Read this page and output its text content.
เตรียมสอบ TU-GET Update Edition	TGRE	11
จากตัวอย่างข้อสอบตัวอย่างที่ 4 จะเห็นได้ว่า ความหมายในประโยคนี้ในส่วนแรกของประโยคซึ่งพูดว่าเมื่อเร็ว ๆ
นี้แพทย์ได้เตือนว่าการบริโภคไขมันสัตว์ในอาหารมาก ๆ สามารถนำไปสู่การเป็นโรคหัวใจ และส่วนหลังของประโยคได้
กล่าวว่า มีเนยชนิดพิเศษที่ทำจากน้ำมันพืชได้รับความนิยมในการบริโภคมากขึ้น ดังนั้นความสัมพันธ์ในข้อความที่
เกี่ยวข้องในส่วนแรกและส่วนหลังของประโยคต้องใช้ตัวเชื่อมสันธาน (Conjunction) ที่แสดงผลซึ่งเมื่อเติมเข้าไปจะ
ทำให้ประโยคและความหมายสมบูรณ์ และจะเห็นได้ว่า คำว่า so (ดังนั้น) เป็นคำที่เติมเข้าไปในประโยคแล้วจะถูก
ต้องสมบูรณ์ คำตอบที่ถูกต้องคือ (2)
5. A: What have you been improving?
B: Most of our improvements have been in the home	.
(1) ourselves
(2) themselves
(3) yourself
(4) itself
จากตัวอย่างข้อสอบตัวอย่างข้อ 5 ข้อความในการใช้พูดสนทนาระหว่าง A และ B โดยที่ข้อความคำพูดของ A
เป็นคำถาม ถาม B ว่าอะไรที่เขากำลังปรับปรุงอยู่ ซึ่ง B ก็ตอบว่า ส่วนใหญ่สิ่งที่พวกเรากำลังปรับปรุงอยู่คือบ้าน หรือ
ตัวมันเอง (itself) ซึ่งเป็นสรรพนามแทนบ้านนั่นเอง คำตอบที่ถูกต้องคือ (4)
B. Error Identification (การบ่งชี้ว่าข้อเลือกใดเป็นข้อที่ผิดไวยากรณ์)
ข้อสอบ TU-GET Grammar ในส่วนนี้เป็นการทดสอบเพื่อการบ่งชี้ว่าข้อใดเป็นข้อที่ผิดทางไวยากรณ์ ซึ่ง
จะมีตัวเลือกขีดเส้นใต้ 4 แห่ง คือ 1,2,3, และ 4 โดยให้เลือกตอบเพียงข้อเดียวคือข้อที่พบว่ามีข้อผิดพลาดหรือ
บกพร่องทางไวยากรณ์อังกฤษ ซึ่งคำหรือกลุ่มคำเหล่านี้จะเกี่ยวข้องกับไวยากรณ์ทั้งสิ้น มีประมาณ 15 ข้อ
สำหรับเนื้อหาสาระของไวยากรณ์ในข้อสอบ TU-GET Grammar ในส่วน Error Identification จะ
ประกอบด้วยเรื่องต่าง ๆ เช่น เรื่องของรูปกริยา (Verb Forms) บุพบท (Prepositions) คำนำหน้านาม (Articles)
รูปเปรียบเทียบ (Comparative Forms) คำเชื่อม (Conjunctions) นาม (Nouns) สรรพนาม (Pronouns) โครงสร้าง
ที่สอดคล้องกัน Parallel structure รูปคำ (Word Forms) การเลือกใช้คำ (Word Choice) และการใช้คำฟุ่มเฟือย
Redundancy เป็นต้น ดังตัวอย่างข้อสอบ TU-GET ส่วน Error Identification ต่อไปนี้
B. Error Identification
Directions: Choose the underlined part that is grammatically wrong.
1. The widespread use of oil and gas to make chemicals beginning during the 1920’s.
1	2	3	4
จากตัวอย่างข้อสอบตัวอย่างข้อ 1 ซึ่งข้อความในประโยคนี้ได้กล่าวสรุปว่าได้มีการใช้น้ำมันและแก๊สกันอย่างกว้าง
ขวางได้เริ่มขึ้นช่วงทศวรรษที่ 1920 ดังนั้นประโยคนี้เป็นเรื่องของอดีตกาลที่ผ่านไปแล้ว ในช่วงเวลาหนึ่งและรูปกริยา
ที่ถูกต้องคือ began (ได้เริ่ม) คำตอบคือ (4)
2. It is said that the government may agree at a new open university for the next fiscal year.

**The request**
Your task is to transcribe the listing above in full, exactly as given.

**Solved exercise**
Read this page and output its text content.
เตรียมสอบ TU-GET Update Edition	TGRE	11
จากตัวอย่างข้อสอบตัวอย่างที่ 4 จะเห็นได้ว่า ความหมายในประโยคนี้ในส่วนแรกของประโยคซึ่งพูดว่าเมื่อเร็ว ๆ
นี้แพทย์ได้เตือนว่าการบริโภคไขมันสัตว์ในอาหารมาก ๆ สามารถนำไปสู่การเป็นโรคหัวใจ และส่วนหลังของประโยคได้
กล่าวว่า มีเนยชนิดพิเศษที่ทำจากน้ำมันพืชได้รับความนิยมในการบริโภคมากขึ้น ดังนั้นความสัมพันธ์ในข้อความที่
เกี่ยวข้องในส่วนแรกและส่วนหลังของประโยคต้องใช้ตัวเชื่อมสันธาน (Conjunction) ที่แสดงผลซึ่งเมื่อเติมเข้าไปจะ
ทำให้ประโยคและความหมายสมบูรณ์ และจะเห็นได้ว่า คำว่า so (ดังนั้น) เป็นคำที่เติมเข้าไปในประโยคแล้วจะถูก
ต้องสมบูรณ์ คำตอบที่ถูกต้องคือ (2)
5. A: What have you been improving?
B: Most of our improvements have been in the home	.
(1) ourselves
(2) themselves
(3) yourself
(4) itself
จากตัวอย่างข้อสอบตัวอย่างข้อ 5 ข้อความในการใช้พูดสนทนาระหว่าง A และ B โดยที่ข้อความคำพูดของ A
เป็นคำถาม ถาม B ว่าอะไรที่เขากำลังปรับปรุงอยู่ ซึ่ง B ก็ตอบว่า ส่วนใหญ่สิ่งที่พวกเรากำลังปรับปรุงอยู่คือบ้าน หรือ
ตัวมันเอง (itself) ซึ่งเป็นสรรพนามแทนบ้านนั่นเอง คำตอบที่ถูกต้องคือ (4)
B. Error Identification (การบ่งชี้ว่าข้อเลือกใดเป็นข้อที่ผิดไวยากรณ์)
ข้อสอบ TU-GET Grammar ในส่วนนี้เป็นการทดสอบเพื่อการบ่งชี้ว่าข้อใดเป็นข้อที่ผิดทางไวยากรณ์ ซึ่ง
จะมีตัวเลือกขีดเส้นใต้ 4 แห่ง คือ 1,2,3, และ 4 โดยให้เลือกตอบเพียงข้อเดียวคือข้อที่พบว่ามีข้อผิดพลาดหรือ
บกพร่องทางไวยากรณ์อังกฤษ ซึ่งคำหรือกลุ่มคำเหล่านี้จะเกี่ยวข้องกับไวยากรณ์ทั้งสิ้น มีประมาณ 15 ข้อ
สำหรับเนื้อหาสาระของไวยากรณ์ในข้อสอบ TU-GET Grammar ในส่วน Error Identification จะ
ประกอบด้วยเรื่องต่าง ๆ เช่น เรื่องของรูปกริยา (Verb Forms) บุพบท (Prepositions) คำนำหน้านาม (Articles)
รูปเปรียบเทียบ (Comparative Forms) คำเชื่อม (Conjunctions) นาม (Nouns) สรรพนาม (Pronouns) โครงสร้าง
ที่สอดคล้องกัน Parallel structure รูปคำ (Word Forms) การเลือกใช้คำ (Word Choice) และการใช้คำฟุ่มเฟือย
Redundancy เป็นต้น ดังตัวอย่างข้อสอบ TU-GET ส่วน Error Identification ต่อไปนี้
B. Error Identification
Directions: Choose the underlined part that is grammatically wrong.
1. The widespread use of oil and gas to make chemicals beginning during the 1920’s.
1	2	3	4
จากตัวอย่างข้อสอบตัวอย่างข้อ 1 ซึ่งข้อความในประโยคนี้ได้กล่าวสรุปว่าได้มีการใช้น้ำมันและแก๊สกันอย่างกว้าง
ขวางได้เริ่มขึ้นช่วงทศวรรษที่ 1920 ดังนั้นประโยคนี้เป็นเรื่องของอดีตกาลที่ผ่านไปแล้ว ในช่วงเวลาหนึ่งและรูปกริยา
ที่ถูกต้องคือ began (ได้เริ่ม) คำตอบคือ (4)
2. It is said that the government may agree at a new open university for the next fiscal year.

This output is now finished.